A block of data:
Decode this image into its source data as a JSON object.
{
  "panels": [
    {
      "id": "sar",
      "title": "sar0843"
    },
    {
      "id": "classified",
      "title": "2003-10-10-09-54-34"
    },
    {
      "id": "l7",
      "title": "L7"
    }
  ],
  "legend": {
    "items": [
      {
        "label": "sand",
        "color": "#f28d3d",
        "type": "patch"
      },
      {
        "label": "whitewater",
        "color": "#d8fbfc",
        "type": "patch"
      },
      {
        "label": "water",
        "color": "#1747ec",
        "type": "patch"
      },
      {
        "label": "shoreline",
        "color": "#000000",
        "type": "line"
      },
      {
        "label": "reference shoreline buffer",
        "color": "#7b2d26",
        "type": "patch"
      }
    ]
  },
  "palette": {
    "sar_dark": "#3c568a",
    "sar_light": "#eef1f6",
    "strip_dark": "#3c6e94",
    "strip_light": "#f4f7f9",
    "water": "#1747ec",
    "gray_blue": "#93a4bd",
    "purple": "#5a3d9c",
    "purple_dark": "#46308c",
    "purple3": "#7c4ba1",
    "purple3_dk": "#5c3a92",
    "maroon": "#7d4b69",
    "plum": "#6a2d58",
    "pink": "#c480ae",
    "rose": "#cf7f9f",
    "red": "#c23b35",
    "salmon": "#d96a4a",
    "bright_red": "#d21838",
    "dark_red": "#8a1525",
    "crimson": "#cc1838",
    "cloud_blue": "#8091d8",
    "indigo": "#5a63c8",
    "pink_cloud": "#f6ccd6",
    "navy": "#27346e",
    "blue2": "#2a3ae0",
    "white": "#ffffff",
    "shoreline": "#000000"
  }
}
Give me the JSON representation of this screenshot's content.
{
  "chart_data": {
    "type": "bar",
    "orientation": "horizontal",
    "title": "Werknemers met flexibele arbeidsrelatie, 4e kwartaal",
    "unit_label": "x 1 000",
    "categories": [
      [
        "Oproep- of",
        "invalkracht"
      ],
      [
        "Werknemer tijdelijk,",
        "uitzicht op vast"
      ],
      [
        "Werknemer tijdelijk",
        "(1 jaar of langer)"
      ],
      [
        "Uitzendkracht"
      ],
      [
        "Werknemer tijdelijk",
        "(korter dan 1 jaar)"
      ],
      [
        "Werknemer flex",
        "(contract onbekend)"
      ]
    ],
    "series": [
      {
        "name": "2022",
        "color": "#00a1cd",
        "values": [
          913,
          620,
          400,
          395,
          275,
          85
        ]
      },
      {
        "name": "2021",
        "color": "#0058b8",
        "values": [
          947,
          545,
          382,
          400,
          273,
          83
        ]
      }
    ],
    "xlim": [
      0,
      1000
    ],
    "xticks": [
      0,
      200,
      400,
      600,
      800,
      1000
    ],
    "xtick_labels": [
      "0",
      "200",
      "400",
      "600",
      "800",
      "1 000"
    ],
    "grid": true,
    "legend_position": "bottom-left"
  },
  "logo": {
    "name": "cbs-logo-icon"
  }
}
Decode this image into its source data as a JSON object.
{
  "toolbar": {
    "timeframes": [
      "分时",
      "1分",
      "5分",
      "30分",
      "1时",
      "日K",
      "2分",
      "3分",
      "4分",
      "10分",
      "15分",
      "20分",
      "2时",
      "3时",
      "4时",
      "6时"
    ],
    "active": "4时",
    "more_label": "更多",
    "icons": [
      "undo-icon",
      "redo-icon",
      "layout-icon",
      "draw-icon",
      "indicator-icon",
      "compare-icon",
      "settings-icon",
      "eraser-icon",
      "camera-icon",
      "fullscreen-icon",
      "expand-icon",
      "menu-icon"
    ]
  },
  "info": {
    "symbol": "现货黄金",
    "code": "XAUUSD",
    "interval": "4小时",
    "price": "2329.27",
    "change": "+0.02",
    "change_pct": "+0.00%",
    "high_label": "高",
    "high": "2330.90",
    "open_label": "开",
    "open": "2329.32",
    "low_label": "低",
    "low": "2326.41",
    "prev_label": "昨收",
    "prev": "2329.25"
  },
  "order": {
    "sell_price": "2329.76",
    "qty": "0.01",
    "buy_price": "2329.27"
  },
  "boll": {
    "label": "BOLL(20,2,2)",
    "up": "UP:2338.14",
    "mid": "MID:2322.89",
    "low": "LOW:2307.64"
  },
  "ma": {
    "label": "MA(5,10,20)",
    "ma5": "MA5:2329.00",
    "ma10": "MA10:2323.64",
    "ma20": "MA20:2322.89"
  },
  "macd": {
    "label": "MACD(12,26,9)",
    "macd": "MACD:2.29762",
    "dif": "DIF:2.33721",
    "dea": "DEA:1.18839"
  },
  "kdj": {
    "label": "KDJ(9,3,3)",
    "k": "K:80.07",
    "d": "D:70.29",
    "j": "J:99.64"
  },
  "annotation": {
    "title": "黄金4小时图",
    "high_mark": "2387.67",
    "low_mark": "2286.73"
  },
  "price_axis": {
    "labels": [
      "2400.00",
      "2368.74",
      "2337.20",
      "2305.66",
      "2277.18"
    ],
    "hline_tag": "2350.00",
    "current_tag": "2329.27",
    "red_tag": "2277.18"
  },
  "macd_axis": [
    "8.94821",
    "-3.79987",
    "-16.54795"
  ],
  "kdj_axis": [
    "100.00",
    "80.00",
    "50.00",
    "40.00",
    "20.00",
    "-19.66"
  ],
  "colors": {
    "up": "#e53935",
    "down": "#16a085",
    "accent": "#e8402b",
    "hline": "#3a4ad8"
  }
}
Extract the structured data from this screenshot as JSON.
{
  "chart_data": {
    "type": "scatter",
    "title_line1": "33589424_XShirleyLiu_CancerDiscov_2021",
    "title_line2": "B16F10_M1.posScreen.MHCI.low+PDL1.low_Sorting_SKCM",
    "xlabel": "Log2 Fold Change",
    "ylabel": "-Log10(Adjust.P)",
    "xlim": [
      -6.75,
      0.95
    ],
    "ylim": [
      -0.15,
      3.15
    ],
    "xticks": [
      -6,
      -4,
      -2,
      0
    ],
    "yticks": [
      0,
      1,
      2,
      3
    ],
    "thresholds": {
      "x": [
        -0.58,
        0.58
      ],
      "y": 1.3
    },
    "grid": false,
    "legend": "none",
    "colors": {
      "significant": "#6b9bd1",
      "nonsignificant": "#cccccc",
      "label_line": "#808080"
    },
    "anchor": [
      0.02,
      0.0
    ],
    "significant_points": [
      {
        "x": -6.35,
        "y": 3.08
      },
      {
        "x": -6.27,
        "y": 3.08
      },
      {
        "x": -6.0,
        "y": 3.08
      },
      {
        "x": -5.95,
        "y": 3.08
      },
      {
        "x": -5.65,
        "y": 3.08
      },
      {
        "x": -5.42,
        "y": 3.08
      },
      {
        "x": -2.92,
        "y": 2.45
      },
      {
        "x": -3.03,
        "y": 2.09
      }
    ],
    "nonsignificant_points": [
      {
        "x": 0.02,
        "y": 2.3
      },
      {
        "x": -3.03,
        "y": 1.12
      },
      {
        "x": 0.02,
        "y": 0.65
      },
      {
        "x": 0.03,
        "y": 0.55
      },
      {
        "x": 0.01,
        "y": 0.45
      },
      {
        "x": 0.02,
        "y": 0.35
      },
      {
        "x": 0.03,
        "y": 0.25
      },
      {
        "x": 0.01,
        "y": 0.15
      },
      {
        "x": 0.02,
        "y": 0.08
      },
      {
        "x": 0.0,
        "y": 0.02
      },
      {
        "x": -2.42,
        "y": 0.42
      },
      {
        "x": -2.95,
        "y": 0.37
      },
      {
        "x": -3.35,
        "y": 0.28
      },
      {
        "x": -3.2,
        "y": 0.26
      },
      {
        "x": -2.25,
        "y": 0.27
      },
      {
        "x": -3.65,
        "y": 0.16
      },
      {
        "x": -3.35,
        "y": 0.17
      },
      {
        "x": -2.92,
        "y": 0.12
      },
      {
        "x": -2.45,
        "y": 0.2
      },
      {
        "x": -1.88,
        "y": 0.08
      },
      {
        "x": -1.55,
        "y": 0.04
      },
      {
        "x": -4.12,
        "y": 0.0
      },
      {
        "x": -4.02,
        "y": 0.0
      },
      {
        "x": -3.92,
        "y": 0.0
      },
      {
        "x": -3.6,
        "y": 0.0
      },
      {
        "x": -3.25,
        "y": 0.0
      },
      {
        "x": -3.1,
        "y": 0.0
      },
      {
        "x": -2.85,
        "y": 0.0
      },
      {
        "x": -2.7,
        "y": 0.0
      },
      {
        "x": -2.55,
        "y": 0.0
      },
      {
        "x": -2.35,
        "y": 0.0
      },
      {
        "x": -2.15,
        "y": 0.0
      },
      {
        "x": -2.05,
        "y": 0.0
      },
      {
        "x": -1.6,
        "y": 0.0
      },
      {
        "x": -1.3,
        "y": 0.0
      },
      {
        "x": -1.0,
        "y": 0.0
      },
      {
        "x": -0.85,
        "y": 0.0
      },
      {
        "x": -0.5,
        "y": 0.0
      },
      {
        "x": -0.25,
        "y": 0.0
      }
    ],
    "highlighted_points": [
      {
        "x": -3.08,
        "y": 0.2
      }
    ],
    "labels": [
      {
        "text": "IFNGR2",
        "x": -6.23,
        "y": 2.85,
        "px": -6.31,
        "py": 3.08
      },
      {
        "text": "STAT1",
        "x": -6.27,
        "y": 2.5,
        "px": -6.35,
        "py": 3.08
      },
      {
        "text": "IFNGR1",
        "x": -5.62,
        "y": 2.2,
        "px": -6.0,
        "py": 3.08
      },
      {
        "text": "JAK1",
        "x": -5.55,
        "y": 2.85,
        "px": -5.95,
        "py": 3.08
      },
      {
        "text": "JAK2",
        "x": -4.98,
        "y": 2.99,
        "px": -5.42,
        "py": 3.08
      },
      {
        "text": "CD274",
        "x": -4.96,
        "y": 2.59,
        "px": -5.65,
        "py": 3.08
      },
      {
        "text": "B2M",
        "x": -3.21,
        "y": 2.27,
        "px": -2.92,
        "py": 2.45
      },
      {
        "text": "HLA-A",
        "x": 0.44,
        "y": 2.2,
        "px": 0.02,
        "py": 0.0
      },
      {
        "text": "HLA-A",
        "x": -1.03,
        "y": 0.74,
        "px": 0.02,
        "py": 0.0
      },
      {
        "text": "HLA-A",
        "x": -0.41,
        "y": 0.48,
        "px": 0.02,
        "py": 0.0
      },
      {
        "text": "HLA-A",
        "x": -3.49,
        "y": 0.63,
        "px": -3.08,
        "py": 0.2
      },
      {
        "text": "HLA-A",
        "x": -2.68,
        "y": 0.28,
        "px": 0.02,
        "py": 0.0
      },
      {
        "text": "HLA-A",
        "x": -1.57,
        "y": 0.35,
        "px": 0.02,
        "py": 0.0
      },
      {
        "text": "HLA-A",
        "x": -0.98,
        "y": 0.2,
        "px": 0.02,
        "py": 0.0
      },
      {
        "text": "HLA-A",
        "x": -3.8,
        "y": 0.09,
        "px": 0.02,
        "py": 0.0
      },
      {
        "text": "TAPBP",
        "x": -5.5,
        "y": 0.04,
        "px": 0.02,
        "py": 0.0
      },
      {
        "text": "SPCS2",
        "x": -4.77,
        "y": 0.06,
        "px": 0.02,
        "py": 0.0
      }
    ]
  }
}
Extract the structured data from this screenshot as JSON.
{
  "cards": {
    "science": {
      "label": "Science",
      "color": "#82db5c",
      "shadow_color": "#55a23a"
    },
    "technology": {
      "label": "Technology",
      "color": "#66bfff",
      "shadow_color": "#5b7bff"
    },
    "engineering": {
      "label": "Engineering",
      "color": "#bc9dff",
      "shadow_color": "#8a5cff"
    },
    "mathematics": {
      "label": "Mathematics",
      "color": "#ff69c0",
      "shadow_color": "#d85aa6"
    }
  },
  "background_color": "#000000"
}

## PROBLEM DESCRIPTION
Look through the material above. Copy each line where the word "name" appears.

## ANSWER TO THE TASK
        "name": "2022",
        "name": "2021",
    "name": "cbs-logo-icon"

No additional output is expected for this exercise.